** Goal **
Rename "x-tick-label" to "x-axis-label" wherever it occurs in the records below, and reproduce every line otherwise unchanged.

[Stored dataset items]
□ □ □ □ □ □ □

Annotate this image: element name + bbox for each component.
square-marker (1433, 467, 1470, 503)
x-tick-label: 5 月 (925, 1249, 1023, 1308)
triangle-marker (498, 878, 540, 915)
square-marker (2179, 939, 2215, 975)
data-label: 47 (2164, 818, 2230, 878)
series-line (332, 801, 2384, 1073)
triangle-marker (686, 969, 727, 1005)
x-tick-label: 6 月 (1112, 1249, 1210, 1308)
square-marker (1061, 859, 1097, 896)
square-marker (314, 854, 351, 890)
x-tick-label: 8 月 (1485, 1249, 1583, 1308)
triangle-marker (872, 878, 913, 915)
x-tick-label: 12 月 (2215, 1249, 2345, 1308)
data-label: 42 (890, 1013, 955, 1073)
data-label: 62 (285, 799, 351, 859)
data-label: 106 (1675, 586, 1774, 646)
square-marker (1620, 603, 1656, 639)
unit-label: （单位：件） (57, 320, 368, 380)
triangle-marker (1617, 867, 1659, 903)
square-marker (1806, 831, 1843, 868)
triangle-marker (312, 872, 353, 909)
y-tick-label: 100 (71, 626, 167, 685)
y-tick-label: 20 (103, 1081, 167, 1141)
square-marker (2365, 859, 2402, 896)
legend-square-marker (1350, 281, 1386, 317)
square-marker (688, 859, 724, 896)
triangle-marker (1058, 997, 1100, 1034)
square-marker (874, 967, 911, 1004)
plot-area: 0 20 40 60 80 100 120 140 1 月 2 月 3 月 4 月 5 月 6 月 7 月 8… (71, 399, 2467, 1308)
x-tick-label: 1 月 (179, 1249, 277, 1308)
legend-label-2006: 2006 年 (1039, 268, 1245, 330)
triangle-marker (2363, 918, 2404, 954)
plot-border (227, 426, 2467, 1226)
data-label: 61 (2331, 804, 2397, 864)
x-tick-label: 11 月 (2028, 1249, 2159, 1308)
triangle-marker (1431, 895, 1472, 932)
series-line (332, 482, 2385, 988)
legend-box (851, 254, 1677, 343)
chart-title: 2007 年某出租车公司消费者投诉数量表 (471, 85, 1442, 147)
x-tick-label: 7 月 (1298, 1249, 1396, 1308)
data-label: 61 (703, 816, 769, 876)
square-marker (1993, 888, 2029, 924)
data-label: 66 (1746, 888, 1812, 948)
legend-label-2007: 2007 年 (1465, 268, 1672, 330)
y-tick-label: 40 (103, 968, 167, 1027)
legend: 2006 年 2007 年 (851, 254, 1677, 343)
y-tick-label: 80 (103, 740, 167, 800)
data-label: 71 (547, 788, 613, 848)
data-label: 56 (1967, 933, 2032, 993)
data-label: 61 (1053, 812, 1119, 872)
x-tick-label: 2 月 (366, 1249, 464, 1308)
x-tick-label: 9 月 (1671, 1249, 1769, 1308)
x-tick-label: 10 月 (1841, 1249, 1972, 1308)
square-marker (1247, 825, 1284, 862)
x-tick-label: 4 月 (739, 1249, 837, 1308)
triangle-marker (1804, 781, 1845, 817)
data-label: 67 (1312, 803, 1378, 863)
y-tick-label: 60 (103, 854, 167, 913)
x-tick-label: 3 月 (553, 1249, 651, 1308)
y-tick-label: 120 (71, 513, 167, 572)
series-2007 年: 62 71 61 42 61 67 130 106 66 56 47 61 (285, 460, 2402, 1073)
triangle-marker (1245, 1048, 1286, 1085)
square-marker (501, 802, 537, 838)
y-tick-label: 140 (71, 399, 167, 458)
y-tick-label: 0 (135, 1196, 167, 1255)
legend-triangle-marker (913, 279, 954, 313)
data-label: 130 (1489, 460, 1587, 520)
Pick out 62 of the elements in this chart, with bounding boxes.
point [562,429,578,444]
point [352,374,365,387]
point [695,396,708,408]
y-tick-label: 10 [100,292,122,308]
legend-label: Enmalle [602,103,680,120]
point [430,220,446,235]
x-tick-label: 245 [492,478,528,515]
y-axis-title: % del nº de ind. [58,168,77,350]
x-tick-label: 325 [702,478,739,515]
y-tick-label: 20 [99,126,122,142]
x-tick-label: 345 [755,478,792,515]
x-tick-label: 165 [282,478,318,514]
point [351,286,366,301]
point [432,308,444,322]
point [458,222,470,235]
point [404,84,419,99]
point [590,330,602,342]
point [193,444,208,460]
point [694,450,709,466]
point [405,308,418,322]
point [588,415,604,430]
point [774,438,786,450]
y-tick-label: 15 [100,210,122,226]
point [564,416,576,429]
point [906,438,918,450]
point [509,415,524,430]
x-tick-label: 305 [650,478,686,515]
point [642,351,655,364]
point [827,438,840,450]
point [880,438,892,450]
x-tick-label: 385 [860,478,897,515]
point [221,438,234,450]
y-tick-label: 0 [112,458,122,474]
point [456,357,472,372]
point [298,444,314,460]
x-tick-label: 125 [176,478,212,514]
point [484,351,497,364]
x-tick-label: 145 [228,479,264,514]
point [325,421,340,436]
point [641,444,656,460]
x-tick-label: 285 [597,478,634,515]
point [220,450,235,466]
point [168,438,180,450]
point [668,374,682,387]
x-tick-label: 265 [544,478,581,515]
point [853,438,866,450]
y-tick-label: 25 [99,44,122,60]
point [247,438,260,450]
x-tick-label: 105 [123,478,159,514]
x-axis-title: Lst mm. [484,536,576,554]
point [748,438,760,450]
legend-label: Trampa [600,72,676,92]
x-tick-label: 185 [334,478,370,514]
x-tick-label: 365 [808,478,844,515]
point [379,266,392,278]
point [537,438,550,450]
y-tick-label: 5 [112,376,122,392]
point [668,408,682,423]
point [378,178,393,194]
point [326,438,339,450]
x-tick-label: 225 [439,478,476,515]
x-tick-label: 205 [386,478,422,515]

□ □ □ □ □ □ □

** Correct answer **
Annotate this image: element name + bbox for each component.
square-marker (1433, 467, 1470, 503)
x-axis-label: 5 月 (925, 1249, 1023, 1308)
triangle-marker (498, 878, 540, 915)
square-marker (2179, 939, 2215, 975)
data-label: 47 (2164, 818, 2230, 878)
series-line (332, 801, 2384, 1073)
triangle-marker (686, 969, 727, 1005)
x-axis-label: 6 月 (1112, 1249, 1210, 1308)
square-marker (1061, 859, 1097, 896)
square-marker (314, 854, 351, 890)
x-axis-label: 8 月 (1485, 1249, 1583, 1308)
triangle-marker (872, 878, 913, 915)
x-axis-label: 12 月 (2215, 1249, 2345, 1308)
data-label: 42 (890, 1013, 955, 1073)
data-label: 62 (285, 799, 351, 859)
data-label: 106 (1675, 586, 1774, 646)
square-marker (1620, 603, 1656, 639)
unit-label: （单位：件） (57, 320, 368, 380)
triangle-marker (1617, 867, 1659, 903)
square-marker (1806, 831, 1843, 868)
triangle-marker (312, 872, 353, 909)
y-tick-label: 100 (71, 626, 167, 685)
y-tick-label: 20 (103, 1081, 167, 1141)
square-marker (2365, 859, 2402, 896)
legend-square-marker (1350, 281, 1386, 317)
square-marker (688, 859, 724, 896)
triangle-marker (1058, 997, 1100, 1034)
square-marker (874, 967, 911, 1004)
plot-area: 0 20 40 60 80 100 120 140 1 月 2 月 3 月 4 月 5 月 6 月 7 月 8… (71, 399, 2467, 1308)
x-axis-label: 1 月 (179, 1249, 277, 1308)
legend-label-2006: 2006 年 (1039, 268, 1245, 330)
triangle-marker (2363, 918, 2404, 954)
plot-border (227, 426, 2467, 1226)
data-label: 61 (2331, 804, 2397, 864)
x-axis-label: 11 月 (2028, 1249, 2159, 1308)
triangle-marker (1431, 895, 1472, 932)
series-line (332, 482, 2385, 988)
legend-box (851, 254, 1677, 343)
chart-title: 2007 年某出租车公司消费者投诉数量表 (471, 85, 1442, 147)
x-axis-label: 7 月 (1298, 1249, 1396, 1308)
data-label: 61 (703, 816, 769, 876)
square-marker (1993, 888, 2029, 924)
data-label: 66 (1746, 888, 1812, 948)
legend-label-2007: 2007 年 (1465, 268, 1672, 330)
y-tick-label: 40 (103, 968, 167, 1027)
legend: 2006 年 2007 年 (851, 254, 1677, 343)
y-tick-label: 80 (103, 740, 167, 800)
data-label: 71 (547, 788, 613, 848)
data-label: 56 (1967, 933, 2032, 993)
data-label: 61 (1053, 812, 1119, 872)
x-axis-label: 2 月 (366, 1249, 464, 1308)
x-axis-label: 9 月 (1671, 1249, 1769, 1308)
x-axis-label: 10 月 (1841, 1249, 1972, 1308)
square-marker (1247, 825, 1284, 862)
x-axis-label: 4 月 (739, 1249, 837, 1308)
triangle-marker (1804, 781, 1845, 817)
data-label: 67 (1312, 803, 1378, 863)
y-tick-label: 60 (103, 854, 167, 913)
x-axis-label: 3 月 (553, 1249, 651, 1308)
y-tick-label: 120 (71, 513, 167, 572)
series-2007 年: 62 71 61 42 61 67 130 106 66 56 47 61 (285, 460, 2402, 1073)
triangle-marker (1245, 1048, 1286, 1085)
square-marker (501, 802, 537, 838)
y-tick-label: 140 (71, 399, 167, 458)
y-tick-label: 0 (135, 1196, 167, 1255)
legend-triangle-marker (913, 279, 954, 313)
data-label: 130 (1489, 460, 1587, 520)
Pick out 62 of the elements in this chart, with bounding boxes.
point [562,429,578,444]
point [352,374,365,387]
point [695,396,708,408]
y-tick-label: 10 [100,292,122,308]
legend-label: Enmalle [602,103,680,120]
point [430,220,446,235]
x-axis-label: 245 [492,478,528,515]
y-axis-title: % del nº de ind. [58,168,77,350]
x-axis-label: 325 [702,478,739,515]
y-tick-label: 20 [99,126,122,142]
x-axis-label: 345 [755,478,792,515]
x-axis-label: 165 [282,478,318,514]
point [351,286,366,301]
point [432,308,444,322]
point [458,222,470,235]
point [404,84,419,99]
point [590,330,602,342]
point [193,444,208,460]
point [694,450,709,466]
point [405,308,418,322]
point [588,415,604,430]
point [774,438,786,450]
y-tick-label: 15 [100,210,122,226]
point [564,416,576,429]
point [906,438,918,450]
point [509,415,524,430]
x-axis-label: 305 [650,478,686,515]
point [642,351,655,364]
point [827,438,840,450]
point [880,438,892,450]
x-axis-label: 385 [860,478,897,515]
point [221,438,234,450]
y-tick-label: 0 [112,458,122,474]
point [456,357,472,372]
point [298,444,314,460]
x-axis-label: 125 [176,478,212,514]
point [484,351,497,364]
x-axis-label: 145 [228,479,264,514]
point [325,421,340,436]
point [641,444,656,460]
x-axis-label: 285 [597,478,634,515]
point [220,450,235,466]
point [168,438,180,450]
point [668,374,682,387]
x-axis-label: 265 [544,478,581,515]
point [853,438,866,450]
y-tick-label: 25 [99,44,122,60]
point [247,438,260,450]
x-axis-label: 105 [123,478,159,514]
x-axis-title: Lst mm. [484,536,576,554]
point [748,438,760,450]
legend-label: Trampa [600,72,676,92]
x-axis-label: 185 [334,478,370,514]
x-axis-label: 365 [808,478,844,515]
point [379,266,392,278]
point [537,438,550,450]
y-tick-label: 5 [112,376,122,392]
point [668,408,682,423]
point [378,178,393,194]
point [326,438,339,450]
x-axis-label: 225 [439,478,476,515]
x-axis-label: 205 [386,478,422,515]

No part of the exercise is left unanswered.